[Records that describe figures]
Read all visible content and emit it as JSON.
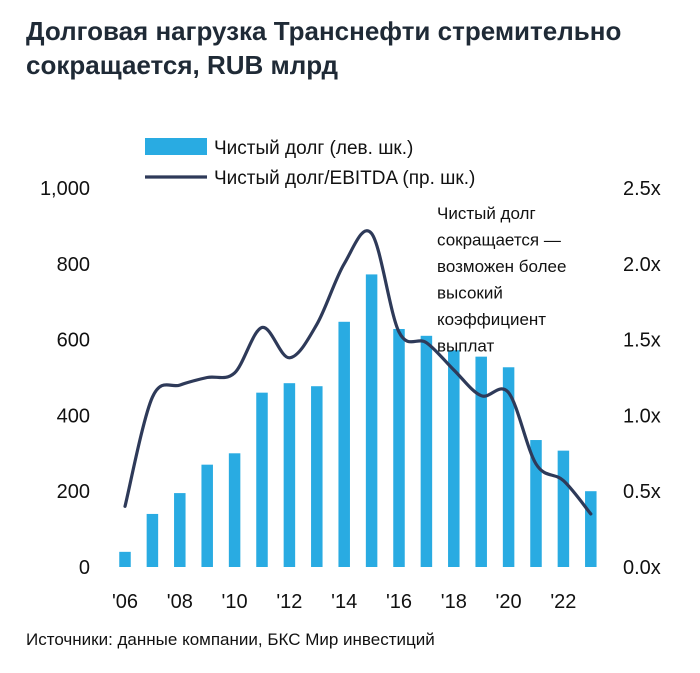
{
  "title": "Долговая нагрузка Транснефти стремительно сокращается, RUB млрд",
  "source": "Источники: данные компании, БКС Мир инвестиций",
  "colors": {
    "bar": "#29ABE2",
    "line": "#2E3A59"
  },
  "chart_data": {
    "type": "bar+line",
    "legend": "top",
    "grid": false,
    "x": [
      2006,
      2007,
      2008,
      2009,
      2010,
      2011,
      2012,
      2013,
      2014,
      2015,
      2016,
      2017,
      2018,
      2019,
      2020,
      2021,
      2022,
      2023
    ],
    "x_tick_labels": [
      "'06",
      "'08",
      "'10",
      "'12",
      "'14",
      "'16",
      "'18",
      "'20",
      "'22"
    ],
    "x_tick_values": [
      2006,
      2008,
      2010,
      2012,
      2014,
      2016,
      2018,
      2020,
      2022
    ],
    "y_left": {
      "ylim": [
        0,
        1000
      ],
      "ticks": [
        0,
        200,
        400,
        600,
        800,
        1000
      ],
      "tick_labels": [
        "0",
        "200",
        "400",
        "600",
        "800",
        "1,000"
      ]
    },
    "y_right": {
      "ylim": [
        0,
        2.5
      ],
      "ticks": [
        0,
        0.5,
        1.0,
        1.5,
        2.0,
        2.5
      ],
      "tick_labels": [
        "0.0x",
        "0.5x",
        "1.0x",
        "1.5x",
        "2.0x",
        "2.5x"
      ]
    },
    "series": [
      {
        "name": "Чистый долг (лев. шк.)",
        "type": "bar",
        "axis": "left",
        "values": [
          40,
          140,
          195,
          270,
          300,
          460,
          485,
          477,
          647,
          772,
          628,
          610,
          572,
          555,
          527,
          335,
          307,
          200
        ]
      },
      {
        "name": "Чистый долг/EBITDA (пр. шк.)",
        "type": "line",
        "axis": "right",
        "values": [
          0.4,
          1.12,
          1.2,
          1.25,
          1.28,
          1.58,
          1.38,
          1.6,
          2.0,
          2.2,
          1.55,
          1.48,
          1.3,
          1.13,
          1.15,
          0.68,
          0.57,
          0.35
        ]
      }
    ],
    "annotation": [
      "Чистый долг",
      "сокращается —",
      "возможен более",
      "высокий",
      "коэффициент",
      "выплат"
    ]
  }
}
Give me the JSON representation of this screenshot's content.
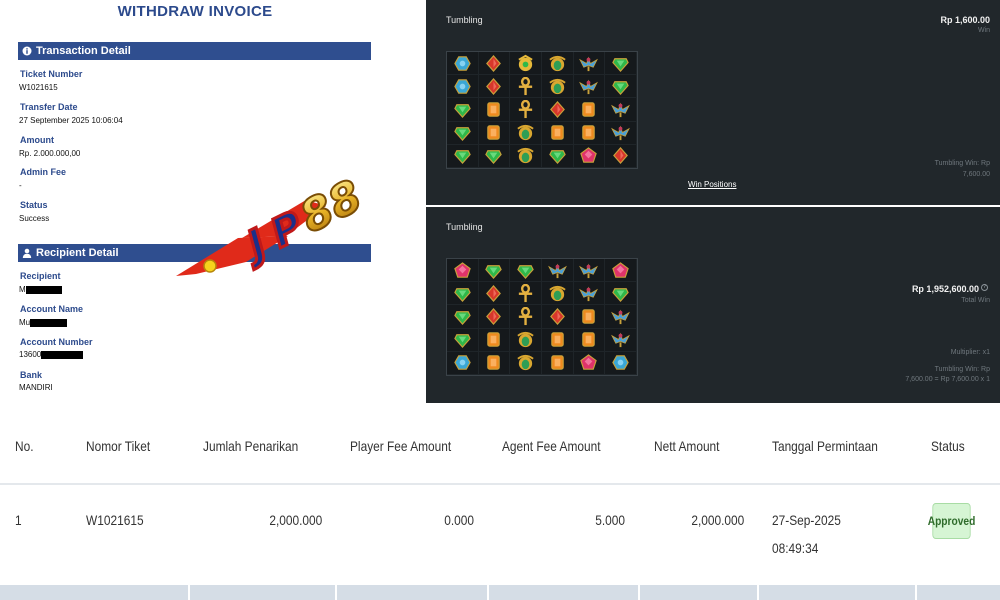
{
  "invoice": {
    "title": "WITHDRAW INVOICE",
    "transaction_section": "Transaction Detail",
    "recipient_section": "Recipient Detail",
    "fields": {
      "ticket_number_label": "Ticket Number",
      "ticket_number": "W1021615",
      "transfer_date_label": "Transfer Date",
      "transfer_date": "27 September 2025 10:06:04",
      "amount_label": "Amount",
      "amount": "Rp. 2.000.000,00",
      "admin_fee_label": "Admin Fee",
      "admin_fee": "-",
      "status_label": "Status",
      "status": "Success",
      "recipient_label": "Recipient",
      "recipient_prefix": "M",
      "account_name_label": "Account Name",
      "account_name_prefix": "Mu",
      "account_number_label": "Account Number",
      "account_number_prefix": "13600",
      "bank_label": "Bank",
      "bank": "MANDIRI"
    },
    "watermark": "JP88"
  },
  "game_screens": [
    {
      "title": "Tumbling",
      "amount": "Rp 1,600.00",
      "amount_sub": "Win",
      "tumbling_win_line1": "Tumbling Win: Rp",
      "tumbling_win_line2": "7,600.00",
      "link": "Win Positions",
      "grid": [
        [
          "blue",
          "red",
          "gold",
          "scarab",
          "bird",
          "green"
        ],
        [
          "blue",
          "red",
          "ankh",
          "scarab",
          "bird",
          "green"
        ],
        [
          "green",
          "orange",
          "ankh",
          "red",
          "orange",
          "bird"
        ],
        [
          "green",
          "orange",
          "scarab",
          "orange",
          "orange",
          "bird"
        ],
        [
          "green",
          "green",
          "scarab",
          "green",
          "pink",
          "red"
        ]
      ]
    },
    {
      "title": "Tumbling",
      "amount": "Rp 1,952,600.00",
      "amount_sub": "Total Win",
      "multiplier": "Multiplier: x1",
      "tumbling_win_line1": "Tumbling Win: Rp",
      "tumbling_win_line2": "7,600.00 = Rp 7,600.00 x 1",
      "grid": [
        [
          "pink",
          "green",
          "green",
          "bird",
          "bird",
          "pink"
        ],
        [
          "green",
          "red",
          "ankh",
          "scarab",
          "bird",
          "green"
        ],
        [
          "green",
          "red",
          "ankh",
          "red",
          "orange",
          "bird"
        ],
        [
          "green",
          "orange",
          "scarab",
          "orange",
          "orange",
          "bird"
        ],
        [
          "blue",
          "orange",
          "scarab",
          "orange",
          "pink",
          "blue"
        ]
      ]
    }
  ],
  "colors": {
    "green": "#2fb84a",
    "red": "#d8372b",
    "blue": "#3aa7d6",
    "orange": "#ee8a1f",
    "pink": "#e0336a",
    "gold": "#e6b93a",
    "scarab": "#2e9e55",
    "bird": "#4aa0d8",
    "ankh": "#e3b040"
  },
  "table": {
    "headers": [
      "No.",
      "Nomor Tiket",
      "Jumlah Penarikan",
      "Player Fee Amount",
      "Agent Fee Amount",
      "Nett Amount",
      "Tanggal Permintaan",
      "Status"
    ],
    "row": {
      "no": "1",
      "ticket": "W1021615",
      "amount": "2,000.000",
      "player_fee": "0.000",
      "agent_fee": "5.000",
      "nett": "2,000.000",
      "date": "27-Sep-2025",
      "time": "08:49:34",
      "status": "Approved"
    }
  }
}
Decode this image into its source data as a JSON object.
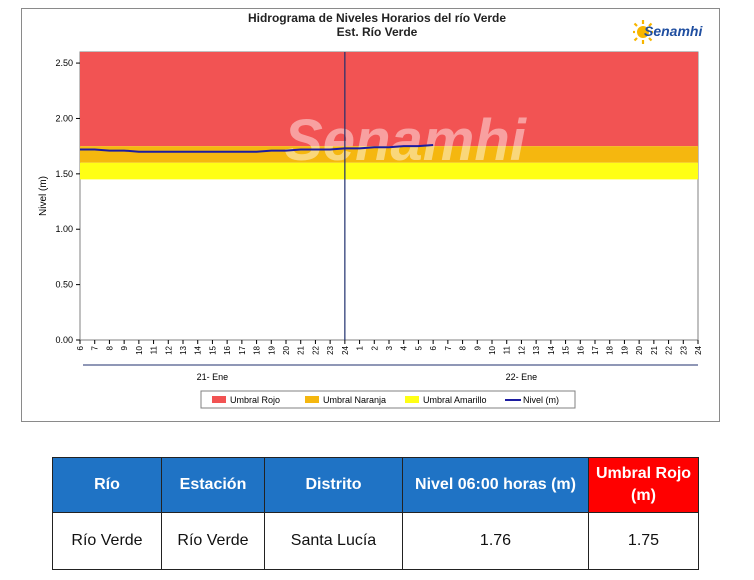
{
  "chart_data": {
    "type": "line",
    "title": "Hidrograma de Niveles Horarios del río Verde",
    "subtitle": "Est. Río Verde",
    "ylabel": "Nivel (m)",
    "ylim": [
      0,
      2.6
    ],
    "yticks": [
      "0.00",
      "0.50",
      "1.00",
      "1.50",
      "2.00",
      "2.50"
    ],
    "xticks": [
      "6",
      "7",
      "8",
      "9",
      "10",
      "11",
      "12",
      "13",
      "14",
      "15",
      "16",
      "17",
      "18",
      "19",
      "20",
      "21",
      "22",
      "23",
      "24",
      "1",
      "2",
      "3",
      "4",
      "5",
      "6",
      "7",
      "8",
      "9",
      "10",
      "11",
      "12",
      "13",
      "14",
      "15",
      "16",
      "17",
      "18",
      "19",
      "20",
      "21",
      "22",
      "23",
      "24"
    ],
    "day_labels": [
      "21- Ene",
      "22- Ene"
    ],
    "thresholds": [
      {
        "name": "Umbral Rojo",
        "from": 1.75,
        "to": 2.6,
        "color": "#f25353"
      },
      {
        "name": "Umbral Naranja",
        "from": 1.6,
        "to": 1.75,
        "color": "#f5b70f"
      },
      {
        "name": "Umbral Amarillo",
        "from": 1.45,
        "to": 1.6,
        "color": "#ffff14"
      }
    ],
    "series": [
      {
        "name": "Nivel (m)",
        "color": "#1c1ca0",
        "values": [
          1.72,
          1.72,
          1.71,
          1.71,
          1.7,
          1.7,
          1.7,
          1.7,
          1.7,
          1.7,
          1.7,
          1.7,
          1.7,
          1.71,
          1.71,
          1.72,
          1.72,
          1.72,
          1.73,
          1.73,
          1.74,
          1.74,
          1.75,
          1.75,
          1.76
        ]
      }
    ],
    "legend": [
      "Umbral Rojo",
      "Umbral Naranja",
      "Umbral Amarillo",
      "Nivel (m)"
    ],
    "watermark": "Senamhi",
    "legend_position": "bottom",
    "current_marker": "24"
  },
  "brand": {
    "name": "Senamhi"
  },
  "table": {
    "headers": [
      "Río",
      "Estación",
      "Distrito",
      "Nivel  06:00 horas (m)",
      "Umbral Rojo (m)"
    ],
    "row": [
      "Río Verde",
      "Río Verde",
      "Santa Lucía",
      "1.76",
      "1.75"
    ]
  }
}
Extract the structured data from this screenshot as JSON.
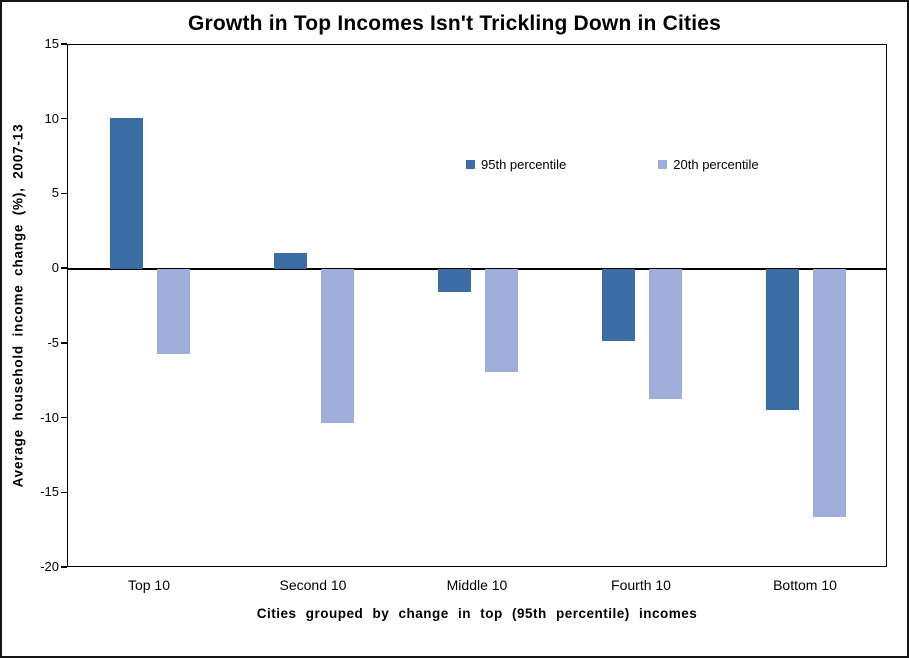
{
  "chart_data": {
    "type": "bar",
    "title": "Growth in Top Incomes Isn't Trickling Down in Cities",
    "xlabel": "Cities grouped by change in top (95th percentile) incomes",
    "ylabel": "Average household income change (%), 2007-13",
    "categories": [
      "Top 10",
      "Second 10",
      "Middle 10",
      "Fourth 10",
      "Bottom 10"
    ],
    "series": [
      {
        "name": "95th percentile",
        "color": "#3C6DA5",
        "values": [
          10.1,
          1.1,
          -1.5,
          -4.8,
          -9.4
        ]
      },
      {
        "name": "20th percentile",
        "color": "#9FAED9",
        "values": [
          -5.7,
          -10.3,
          -6.9,
          -8.7,
          -16.6
        ]
      }
    ],
    "ylim": [
      -20,
      15
    ],
    "ytick_step": 5,
    "yticks": [
      15,
      10,
      5,
      0,
      -5,
      -10,
      -15,
      -20
    ],
    "grid": false,
    "legend_position": "inside-top-center",
    "background_color": "#ffffff",
    "border_color": "#141414"
  }
}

• **Your objective**
Quote exactly the lines from the one that contains "Extract the structured" through the end of the listing above, both ends included, leaving out the pictures.

• **Output of the task**
Extract the structured data from this screenshot as JSON.
{
  "chart_data": {
    "type": "bar",
    "title": "Growth in Top Incomes Isn't Trickling Down in Cities",
    "xlabel": "Cities grouped by change in top (95th percentile) incomes",
    "ylabel": "Average household income change (%), 2007-13",
    "categories": [
      "Top 10",
      "Second 10",
      "Middle 10",
      "Fourth 10",
      "Bottom 10"
    ],
    "series": [
      {
        "name": "95th percentile",
        "color": "#3C6DA5",
        "values": [
          10.1,
          1.1,
          -1.5,
          -4.8,
          -9.4
        ]
      },
      {
        "name": "20th percentile",
        "color": "#9FAED9",
        "values": [
          -5.7,
          -10.3,
          -6.9,
          -8.7,
          -16.6
        ]
      }
    ],
    "ylim": [
      -20,
      15
    ],
    "ytick_step": 5,
    "yticks": [
      15,
      10,
      5,
      0,
      -5,
      -10,
      -15,
      -20
    ],
    "grid": false,
    "legend_position": "inside-top-center",
    "background_color": "#ffffff",
    "border_color": "#141414"
  }
}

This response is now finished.